Show each line that has the string "force" in it.

------------------------------------------------

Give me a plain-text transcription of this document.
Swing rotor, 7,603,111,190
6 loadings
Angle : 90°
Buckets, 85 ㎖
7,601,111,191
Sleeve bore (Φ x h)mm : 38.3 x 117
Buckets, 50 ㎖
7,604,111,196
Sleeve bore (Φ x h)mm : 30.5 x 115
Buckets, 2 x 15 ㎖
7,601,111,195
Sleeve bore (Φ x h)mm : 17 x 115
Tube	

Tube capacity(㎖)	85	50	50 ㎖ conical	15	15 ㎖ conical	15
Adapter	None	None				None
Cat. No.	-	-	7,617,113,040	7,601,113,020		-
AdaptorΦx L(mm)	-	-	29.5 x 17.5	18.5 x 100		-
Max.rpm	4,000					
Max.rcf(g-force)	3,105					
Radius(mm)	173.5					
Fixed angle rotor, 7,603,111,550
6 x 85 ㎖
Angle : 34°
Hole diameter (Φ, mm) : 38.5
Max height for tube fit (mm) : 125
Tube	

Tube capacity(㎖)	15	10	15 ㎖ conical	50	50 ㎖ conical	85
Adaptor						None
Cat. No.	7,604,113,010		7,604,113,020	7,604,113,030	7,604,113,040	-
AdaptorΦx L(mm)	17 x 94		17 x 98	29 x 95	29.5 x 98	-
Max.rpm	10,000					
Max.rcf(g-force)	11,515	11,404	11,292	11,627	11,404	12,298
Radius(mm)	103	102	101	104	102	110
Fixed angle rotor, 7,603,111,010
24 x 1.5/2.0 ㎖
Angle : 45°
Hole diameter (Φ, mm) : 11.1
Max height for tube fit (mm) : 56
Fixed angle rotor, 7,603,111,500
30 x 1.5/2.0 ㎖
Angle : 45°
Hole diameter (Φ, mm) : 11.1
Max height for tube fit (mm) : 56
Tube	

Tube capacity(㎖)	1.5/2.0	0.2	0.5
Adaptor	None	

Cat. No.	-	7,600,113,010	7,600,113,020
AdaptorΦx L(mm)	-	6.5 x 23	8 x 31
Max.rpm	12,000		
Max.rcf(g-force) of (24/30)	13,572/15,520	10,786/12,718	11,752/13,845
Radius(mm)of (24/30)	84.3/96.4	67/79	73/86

------------------------------------------------

» **RESULT**:
Max.rcf(g-force)	3,105					
Max.rcf(g-force)	11,515	11,404	11,292	11,627	11,404	12,298
Max.rcf(g-force) of (24/30)	13,572/15,520	10,786/12,718	11,752/13,845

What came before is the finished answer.